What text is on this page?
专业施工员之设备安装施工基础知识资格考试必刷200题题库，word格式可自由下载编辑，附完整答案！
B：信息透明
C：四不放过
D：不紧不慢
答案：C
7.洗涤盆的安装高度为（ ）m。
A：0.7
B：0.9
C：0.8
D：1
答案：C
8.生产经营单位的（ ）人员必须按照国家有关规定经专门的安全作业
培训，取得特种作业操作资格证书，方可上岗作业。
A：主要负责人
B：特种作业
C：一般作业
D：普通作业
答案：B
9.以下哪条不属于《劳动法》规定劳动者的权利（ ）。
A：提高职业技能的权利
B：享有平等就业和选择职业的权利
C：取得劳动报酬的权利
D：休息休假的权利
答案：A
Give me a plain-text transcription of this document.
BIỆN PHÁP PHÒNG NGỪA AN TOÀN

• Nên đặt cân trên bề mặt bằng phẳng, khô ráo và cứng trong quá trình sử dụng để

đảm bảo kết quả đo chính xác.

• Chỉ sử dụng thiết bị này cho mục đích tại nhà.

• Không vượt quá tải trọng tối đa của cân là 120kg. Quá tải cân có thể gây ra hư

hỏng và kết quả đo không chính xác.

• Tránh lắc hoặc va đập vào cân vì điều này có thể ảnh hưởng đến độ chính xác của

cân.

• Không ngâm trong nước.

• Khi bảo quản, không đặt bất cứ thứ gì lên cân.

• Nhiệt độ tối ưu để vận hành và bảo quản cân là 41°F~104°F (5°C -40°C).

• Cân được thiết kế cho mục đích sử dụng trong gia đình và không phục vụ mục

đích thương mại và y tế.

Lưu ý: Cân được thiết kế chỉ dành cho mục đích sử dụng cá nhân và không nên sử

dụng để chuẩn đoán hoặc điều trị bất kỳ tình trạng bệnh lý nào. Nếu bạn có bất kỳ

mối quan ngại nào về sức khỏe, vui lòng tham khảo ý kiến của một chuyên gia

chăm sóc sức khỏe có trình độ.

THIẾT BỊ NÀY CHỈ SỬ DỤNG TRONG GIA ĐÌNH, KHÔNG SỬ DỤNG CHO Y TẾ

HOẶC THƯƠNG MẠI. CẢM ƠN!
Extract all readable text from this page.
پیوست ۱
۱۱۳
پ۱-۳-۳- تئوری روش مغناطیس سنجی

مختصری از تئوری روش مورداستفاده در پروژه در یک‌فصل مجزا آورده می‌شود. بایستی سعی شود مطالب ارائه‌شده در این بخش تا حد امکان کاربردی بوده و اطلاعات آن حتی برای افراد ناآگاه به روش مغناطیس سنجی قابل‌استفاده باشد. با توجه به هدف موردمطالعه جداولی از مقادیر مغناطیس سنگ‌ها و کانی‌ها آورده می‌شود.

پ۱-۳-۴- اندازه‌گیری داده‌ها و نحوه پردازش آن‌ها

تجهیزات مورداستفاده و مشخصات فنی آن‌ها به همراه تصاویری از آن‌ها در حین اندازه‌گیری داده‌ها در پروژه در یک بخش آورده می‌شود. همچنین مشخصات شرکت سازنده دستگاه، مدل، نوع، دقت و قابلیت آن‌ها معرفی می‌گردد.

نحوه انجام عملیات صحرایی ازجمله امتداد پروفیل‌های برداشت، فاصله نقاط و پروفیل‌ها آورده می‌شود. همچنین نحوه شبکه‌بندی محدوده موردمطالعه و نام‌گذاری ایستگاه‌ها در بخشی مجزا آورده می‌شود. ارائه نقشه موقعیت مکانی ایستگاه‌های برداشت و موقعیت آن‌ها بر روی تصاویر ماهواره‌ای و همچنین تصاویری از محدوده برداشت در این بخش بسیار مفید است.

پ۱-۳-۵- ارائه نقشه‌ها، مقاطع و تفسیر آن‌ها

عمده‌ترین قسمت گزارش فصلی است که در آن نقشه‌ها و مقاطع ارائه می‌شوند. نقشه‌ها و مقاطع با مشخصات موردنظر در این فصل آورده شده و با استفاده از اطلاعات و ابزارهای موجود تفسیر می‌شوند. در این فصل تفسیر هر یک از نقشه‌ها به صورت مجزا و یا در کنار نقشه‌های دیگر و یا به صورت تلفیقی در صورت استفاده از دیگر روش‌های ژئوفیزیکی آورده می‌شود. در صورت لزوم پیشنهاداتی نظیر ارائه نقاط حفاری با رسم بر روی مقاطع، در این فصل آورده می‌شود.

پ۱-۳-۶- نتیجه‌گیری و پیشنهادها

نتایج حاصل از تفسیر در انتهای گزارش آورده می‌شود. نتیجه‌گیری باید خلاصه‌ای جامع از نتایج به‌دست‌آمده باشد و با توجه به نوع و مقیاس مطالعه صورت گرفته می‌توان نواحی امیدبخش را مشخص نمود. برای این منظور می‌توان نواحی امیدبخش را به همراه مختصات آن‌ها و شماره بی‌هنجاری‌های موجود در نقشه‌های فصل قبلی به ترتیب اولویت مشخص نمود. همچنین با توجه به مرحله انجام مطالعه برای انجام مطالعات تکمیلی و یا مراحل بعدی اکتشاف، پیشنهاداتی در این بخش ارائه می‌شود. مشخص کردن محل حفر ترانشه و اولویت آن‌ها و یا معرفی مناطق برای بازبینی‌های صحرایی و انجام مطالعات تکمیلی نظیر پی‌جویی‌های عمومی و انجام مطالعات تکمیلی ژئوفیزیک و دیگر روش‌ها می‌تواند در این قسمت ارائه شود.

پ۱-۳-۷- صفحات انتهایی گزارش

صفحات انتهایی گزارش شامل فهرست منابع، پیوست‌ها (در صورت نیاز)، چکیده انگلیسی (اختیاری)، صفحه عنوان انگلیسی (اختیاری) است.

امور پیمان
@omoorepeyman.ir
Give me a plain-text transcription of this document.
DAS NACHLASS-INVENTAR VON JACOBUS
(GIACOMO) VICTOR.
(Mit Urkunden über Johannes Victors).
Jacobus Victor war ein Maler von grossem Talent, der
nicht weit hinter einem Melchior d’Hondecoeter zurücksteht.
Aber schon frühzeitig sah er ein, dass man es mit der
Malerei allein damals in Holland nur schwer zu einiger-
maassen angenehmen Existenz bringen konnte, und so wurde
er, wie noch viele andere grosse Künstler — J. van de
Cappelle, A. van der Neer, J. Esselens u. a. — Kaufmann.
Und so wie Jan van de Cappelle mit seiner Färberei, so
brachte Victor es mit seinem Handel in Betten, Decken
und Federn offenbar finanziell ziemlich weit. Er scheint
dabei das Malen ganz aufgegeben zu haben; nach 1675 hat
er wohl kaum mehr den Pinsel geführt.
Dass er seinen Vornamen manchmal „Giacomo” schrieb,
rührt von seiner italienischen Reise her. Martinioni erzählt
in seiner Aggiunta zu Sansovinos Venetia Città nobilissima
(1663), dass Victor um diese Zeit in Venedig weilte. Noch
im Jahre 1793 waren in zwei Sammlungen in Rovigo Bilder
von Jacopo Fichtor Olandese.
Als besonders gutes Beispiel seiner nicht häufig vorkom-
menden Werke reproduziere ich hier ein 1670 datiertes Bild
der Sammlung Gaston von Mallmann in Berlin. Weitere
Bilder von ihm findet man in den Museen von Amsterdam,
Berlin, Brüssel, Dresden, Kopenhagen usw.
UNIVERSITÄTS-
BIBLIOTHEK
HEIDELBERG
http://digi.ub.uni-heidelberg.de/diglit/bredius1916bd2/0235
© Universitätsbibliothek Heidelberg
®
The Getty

——

WRITTEN INSTRUCTION -
The word "nicht" may appear on some lines. Report how many lines hold it, giving the number alone.

FINISHED TASK -
2